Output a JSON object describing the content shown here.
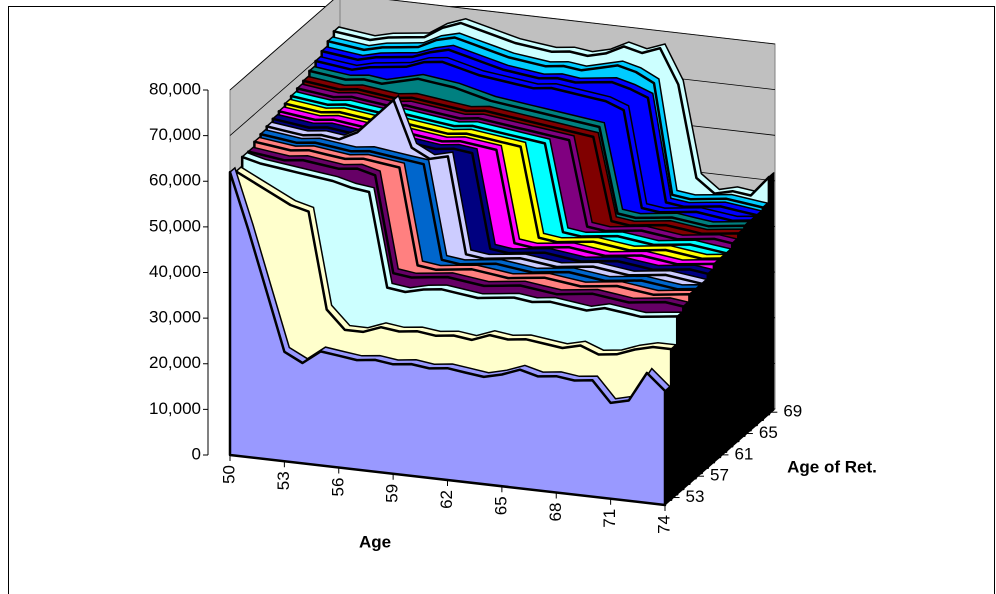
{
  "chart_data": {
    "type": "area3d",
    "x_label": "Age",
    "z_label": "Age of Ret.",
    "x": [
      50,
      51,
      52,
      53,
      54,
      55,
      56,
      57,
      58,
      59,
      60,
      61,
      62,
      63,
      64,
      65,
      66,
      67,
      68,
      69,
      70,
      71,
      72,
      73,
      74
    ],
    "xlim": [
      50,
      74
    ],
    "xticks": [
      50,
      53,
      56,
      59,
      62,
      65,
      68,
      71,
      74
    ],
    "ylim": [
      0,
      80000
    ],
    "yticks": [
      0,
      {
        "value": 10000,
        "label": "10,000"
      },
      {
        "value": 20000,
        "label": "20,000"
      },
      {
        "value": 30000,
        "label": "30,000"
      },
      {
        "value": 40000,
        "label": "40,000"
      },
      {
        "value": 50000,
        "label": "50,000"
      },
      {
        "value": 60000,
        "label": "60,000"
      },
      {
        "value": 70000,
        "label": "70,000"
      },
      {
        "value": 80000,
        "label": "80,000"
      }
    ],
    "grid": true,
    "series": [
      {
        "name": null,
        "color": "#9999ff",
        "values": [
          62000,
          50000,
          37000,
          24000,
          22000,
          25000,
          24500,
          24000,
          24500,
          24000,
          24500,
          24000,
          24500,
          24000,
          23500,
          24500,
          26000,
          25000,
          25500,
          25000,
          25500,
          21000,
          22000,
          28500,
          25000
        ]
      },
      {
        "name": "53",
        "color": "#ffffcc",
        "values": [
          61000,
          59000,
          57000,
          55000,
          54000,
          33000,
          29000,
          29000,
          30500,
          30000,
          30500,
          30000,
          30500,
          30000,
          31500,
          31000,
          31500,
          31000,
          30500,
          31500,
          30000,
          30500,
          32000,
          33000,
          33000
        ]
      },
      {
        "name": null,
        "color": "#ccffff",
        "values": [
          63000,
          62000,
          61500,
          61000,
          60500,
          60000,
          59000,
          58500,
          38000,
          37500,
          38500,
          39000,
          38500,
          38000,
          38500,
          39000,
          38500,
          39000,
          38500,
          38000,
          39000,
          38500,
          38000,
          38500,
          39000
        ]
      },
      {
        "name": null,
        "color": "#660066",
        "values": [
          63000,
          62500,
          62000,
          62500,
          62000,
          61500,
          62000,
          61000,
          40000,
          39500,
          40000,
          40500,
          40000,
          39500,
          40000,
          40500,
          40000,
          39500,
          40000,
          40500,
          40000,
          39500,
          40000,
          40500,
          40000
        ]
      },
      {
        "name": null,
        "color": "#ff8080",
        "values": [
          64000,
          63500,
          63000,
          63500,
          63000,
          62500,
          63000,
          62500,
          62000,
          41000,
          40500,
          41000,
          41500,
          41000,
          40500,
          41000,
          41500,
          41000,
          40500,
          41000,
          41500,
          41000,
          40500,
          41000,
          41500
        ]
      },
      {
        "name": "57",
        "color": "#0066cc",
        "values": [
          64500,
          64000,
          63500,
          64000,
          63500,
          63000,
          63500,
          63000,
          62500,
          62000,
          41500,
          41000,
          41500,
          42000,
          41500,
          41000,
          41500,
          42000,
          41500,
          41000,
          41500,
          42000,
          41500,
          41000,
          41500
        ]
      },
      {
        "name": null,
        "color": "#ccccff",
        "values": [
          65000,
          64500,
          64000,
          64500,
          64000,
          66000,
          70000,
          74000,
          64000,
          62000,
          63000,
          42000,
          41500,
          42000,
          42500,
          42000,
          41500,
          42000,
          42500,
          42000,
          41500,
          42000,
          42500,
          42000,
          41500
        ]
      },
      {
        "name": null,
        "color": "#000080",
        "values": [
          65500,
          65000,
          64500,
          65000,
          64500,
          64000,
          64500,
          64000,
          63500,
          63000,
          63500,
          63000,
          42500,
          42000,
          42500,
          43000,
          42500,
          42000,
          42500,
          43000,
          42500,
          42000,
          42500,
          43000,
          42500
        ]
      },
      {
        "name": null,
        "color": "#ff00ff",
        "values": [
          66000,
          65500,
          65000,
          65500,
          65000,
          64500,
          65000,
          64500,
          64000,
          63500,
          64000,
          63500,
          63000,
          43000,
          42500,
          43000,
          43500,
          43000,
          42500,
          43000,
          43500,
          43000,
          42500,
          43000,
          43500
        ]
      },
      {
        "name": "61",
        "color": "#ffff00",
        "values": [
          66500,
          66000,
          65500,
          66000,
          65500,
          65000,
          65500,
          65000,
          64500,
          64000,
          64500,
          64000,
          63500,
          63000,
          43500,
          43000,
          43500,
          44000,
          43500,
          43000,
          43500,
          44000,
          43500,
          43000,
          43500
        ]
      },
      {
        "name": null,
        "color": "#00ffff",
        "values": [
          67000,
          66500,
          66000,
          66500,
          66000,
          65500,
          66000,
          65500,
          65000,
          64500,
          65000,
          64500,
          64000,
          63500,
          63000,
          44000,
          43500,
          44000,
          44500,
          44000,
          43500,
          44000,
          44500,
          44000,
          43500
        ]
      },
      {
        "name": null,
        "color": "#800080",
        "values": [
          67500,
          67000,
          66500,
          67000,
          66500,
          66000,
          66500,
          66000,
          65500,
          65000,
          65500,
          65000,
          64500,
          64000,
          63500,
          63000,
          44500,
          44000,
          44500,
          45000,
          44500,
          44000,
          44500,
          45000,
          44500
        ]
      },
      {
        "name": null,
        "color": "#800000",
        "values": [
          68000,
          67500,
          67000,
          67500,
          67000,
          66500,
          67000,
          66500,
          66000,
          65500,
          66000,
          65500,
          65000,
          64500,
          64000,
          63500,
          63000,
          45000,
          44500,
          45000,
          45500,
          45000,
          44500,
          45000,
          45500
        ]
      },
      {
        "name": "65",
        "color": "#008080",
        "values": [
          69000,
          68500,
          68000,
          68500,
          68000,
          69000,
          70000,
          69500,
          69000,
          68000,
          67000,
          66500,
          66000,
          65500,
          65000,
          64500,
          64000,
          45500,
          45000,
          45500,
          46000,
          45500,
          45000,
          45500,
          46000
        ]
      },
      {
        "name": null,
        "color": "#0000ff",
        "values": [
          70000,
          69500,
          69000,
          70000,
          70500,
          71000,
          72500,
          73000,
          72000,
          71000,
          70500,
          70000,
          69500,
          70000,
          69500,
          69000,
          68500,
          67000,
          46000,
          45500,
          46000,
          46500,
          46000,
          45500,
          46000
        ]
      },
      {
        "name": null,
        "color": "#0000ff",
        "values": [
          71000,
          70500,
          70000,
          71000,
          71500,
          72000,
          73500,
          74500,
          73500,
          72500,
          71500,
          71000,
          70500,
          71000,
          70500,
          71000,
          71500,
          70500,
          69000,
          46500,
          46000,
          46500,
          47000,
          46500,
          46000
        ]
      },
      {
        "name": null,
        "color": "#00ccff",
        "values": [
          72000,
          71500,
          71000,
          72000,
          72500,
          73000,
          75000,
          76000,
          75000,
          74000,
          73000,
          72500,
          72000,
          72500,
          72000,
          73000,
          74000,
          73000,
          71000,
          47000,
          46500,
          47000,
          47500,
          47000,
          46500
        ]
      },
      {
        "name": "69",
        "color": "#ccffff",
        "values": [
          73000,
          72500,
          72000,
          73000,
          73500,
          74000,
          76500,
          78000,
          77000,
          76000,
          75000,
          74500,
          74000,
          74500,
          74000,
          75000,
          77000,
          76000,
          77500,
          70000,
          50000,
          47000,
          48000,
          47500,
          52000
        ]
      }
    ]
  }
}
----
Task brief
Omit the images and transcribe all of the records above word for word.

Exercise response
Output a JSON object describing the content shown here.
{
  "chart_data": {
    "type": "area3d",
    "x_label": "Age",
    "z_label": "Age of Ret.",
    "x": [
      50,
      51,
      52,
      53,
      54,
      55,
      56,
      57,
      58,
      59,
      60,
      61,
      62,
      63,
      64,
      65,
      66,
      67,
      68,
      69,
      70,
      71,
      72,
      73,
      74
    ],
    "xlim": [
      50,
      74
    ],
    "xticks": [
      50,
      53,
      56,
      59,
      62,
      65,
      68,
      71,
      74
    ],
    "ylim": [
      0,
      80000
    ],
    "yticks": [
      0,
      {
        "value": 10000,
        "label": "10,000"
      },
      {
        "value": 20000,
        "label": "20,000"
      },
      {
        "value": 30000,
        "label": "30,000"
      },
      {
        "value": 40000,
        "label": "40,000"
      },
      {
        "value": 50000,
        "label": "50,000"
      },
      {
        "value": 60000,
        "label": "60,000"
      },
      {
        "value": 70000,
        "label": "70,000"
      },
      {
        "value": 80000,
        "label": "80,000"
      }
    ],
    "grid": true,
    "series": [
      {
        "name": null,
        "color": "#9999ff",
        "values": [
          62000,
          50000,
          37000,
          24000,
          22000,
          25000,
          24500,
          24000,
          24500,
          24000,
          24500,
          24000,
          24500,
          24000,
          23500,
          24500,
          26000,
          25000,
          25500,
          25000,
          25500,
          21000,
          22000,
          28500,
          25000
        ]
      },
      {
        "name": "53",
        "color": "#ffffcc",
        "values": [
          61000,
          59000,
          57000,
          55000,
          54000,
          33000,
          29000,
          29000,
          30500,
          30000,
          30500,
          30000,
          30500,
          30000,
          31500,
          31000,
          31500,
          31000,
          30500,
          31500,
          30000,
          30500,
          32000,
          33000,
          33000
        ]
      },
      {
        "name": null,
        "color": "#ccffff",
        "values": [
          63000,
          62000,
          61500,
          61000,
          60500,
          60000,
          59000,
          58500,
          38000,
          37500,
          38500,
          39000,
          38500,
          38000,
          38500,
          39000,
          38500,
          39000,
          38500,
          38000,
          39000,
          38500,
          38000,
          38500,
          39000
        ]
      },
      {
        "name": null,
        "color": "#660066",
        "values": [
          63000,
          62500,
          62000,
          62500,
          62000,
          61500,
          62000,
          61000,
          40000,
          39500,
          40000,
          40500,
          40000,
          39500,
          40000,
          40500,
          40000,
          39500,
          40000,
          40500,
          40000,
          39500,
          40000,
          40500,
          40000
        ]
      },
      {
        "name": null,
        "color": "#ff8080",
        "values": [
          64000,
          63500,
          63000,
          63500,
          63000,
          62500,
          63000,
          62500,
          62000,
          41000,
          40500,
          41000,
          41500,
          41000,
          40500,
          41000,
          41500,
          41000,
          40500,
          41000,
          41500,
          41000,
          40500,
          41000,
          41500
        ]
      },
      {
        "name": "57",
        "color": "#0066cc",
        "values": [
          64500,
          64000,
          63500,
          64000,
          63500,
          63000,
          63500,
          63000,
          62500,
          62000,
          41500,
          41000,
          41500,
          42000,
          41500,
          41000,
          41500,
          42000,
          41500,
          41000,
          41500,
          42000,
          41500,
          41000,
          41500
        ]
      },
      {
        "name": null,
        "color": "#ccccff",
        "values": [
          65000,
          64500,
          64000,
          64500,
          64000,
          66000,
          70000,
          74000,
          64000,
          62000,
          63000,
          42000,
          41500,
          42000,
          42500,
          42000,
          41500,
          42000,
          42500,
          42000,
          41500,
          42000,
          42500,
          42000,
          41500
        ]
      },
      {
        "name": null,
        "color": "#000080",
        "values": [
          65500,
          65000,
          64500,
          65000,
          64500,
          64000,
          64500,
          64000,
          63500,
          63000,
          63500,
          63000,
          42500,
          42000,
          42500,
          43000,
          42500,
          42000,
          42500,
          43000,
          42500,
          42000,
          42500,
          43000,
          42500
        ]
      },
      {
        "name": null,
        "color": "#ff00ff",
        "values": [
          66000,
          65500,
          65000,
          65500,
          65000,
          64500,
          65000,
          64500,
          64000,
          63500,
          64000,
          63500,
          63000,
          43000,
          42500,
          43000,
          43500,
          43000,
          42500,
          43000,
          43500,
          43000,
          42500,
          43000,
          43500
        ]
      },
      {
        "name": "61",
        "color": "#ffff00",
        "values": [
          66500,
          66000,
          65500,
          66000,
          65500,
          65000,
          65500,
          65000,
          64500,
          64000,
          64500,
          64000,
          63500,
          63000,
          43500,
          43000,
          43500,
          44000,
          43500,
          43000,
          43500,
          44000,
          43500,
          43000,
          43500
        ]
      },
      {
        "name": null,
        "color": "#00ffff",
        "values": [
          67000,
          66500,
          66000,
          66500,
          66000,
          65500,
          66000,
          65500,
          65000,
          64500,
          65000,
          64500,
          64000,
          63500,
          63000,
          44000,
          43500,
          44000,
          44500,
          44000,
          43500,
          44000,
          44500,
          44000,
          43500
        ]
      },
      {
        "name": null,
        "color": "#800080",
        "values": [
          67500,
          67000,
          66500,
          67000,
          66500,
          66000,
          66500,
          66000,
          65500,
          65000,
          65500,
          65000,
          64500,
          64000,
          63500,
          63000,
          44500,
          44000,
          44500,
          45000,
          44500,
          44000,
          44500,
          45000,
          44500
        ]
      },
      {
        "name": null,
        "color": "#800000",
        "values": [
          68000,
          67500,
          67000,
          67500,
          67000,
          66500,
          67000,
          66500,
          66000,
          65500,
          66000,
          65500,
          65000,
          64500,
          64000,
          63500,
          63000,
          45000,
          44500,
          45000,
          45500,
          45000,
          44500,
          45000,
          45500
        ]
      },
      {
        "name": "65",
        "color": "#008080",
        "values": [
          69000,
          68500,
          68000,
          68500,
          68000,
          69000,
          70000,
          69500,
          69000,
          68000,
          67000,
          66500,
          66000,
          65500,
          65000,
          64500,
          64000,
          45500,
          45000,
          45500,
          46000,
          45500,
          45000,
          45500,
          46000
        ]
      },
      {
        "name": null,
        "color": "#0000ff",
        "values": [
          70000,
          69500,
          69000,
          70000,
          70500,
          71000,
          72500,
          73000,
          72000,
          71000,
          70500,
          70000,
          69500,
          70000,
          69500,
          69000,
          68500,
          67000,
          46000,
          45500,
          46000,
          46500,
          46000,
          45500,
          46000
        ]
      },
      {
        "name": null,
        "color": "#0000ff",
        "values": [
          71000,
          70500,
          70000,
          71000,
          71500,
          72000,
          73500,
          74500,
          73500,
          72500,
          71500,
          71000,
          70500,
          71000,
          70500,
          71000,
          71500,
          70500,
          69000,
          46500,
          46000,
          46500,
          47000,
          46500,
          46000
        ]
      },
      {
        "name": null,
        "color": "#00ccff",
        "values": [
          72000,
          71500,
          71000,
          72000,
          72500,
          73000,
          75000,
          76000,
          75000,
          74000,
          73000,
          72500,
          72000,
          72500,
          72000,
          73000,
          74000,
          73000,
          71000,
          47000,
          46500,
          47000,
          47500,
          47000,
          46500
        ]
      },
      {
        "name": "69",
        "color": "#ccffff",
        "values": [
          73000,
          72500,
          72000,
          73000,
          73500,
          74000,
          76500,
          78000,
          77000,
          76000,
          75000,
          74500,
          74000,
          74500,
          74000,
          75000,
          77000,
          76000,
          77500,
          70000,
          50000,
          47000,
          48000,
          47500,
          52000
        ]
      }
    ]
  }
}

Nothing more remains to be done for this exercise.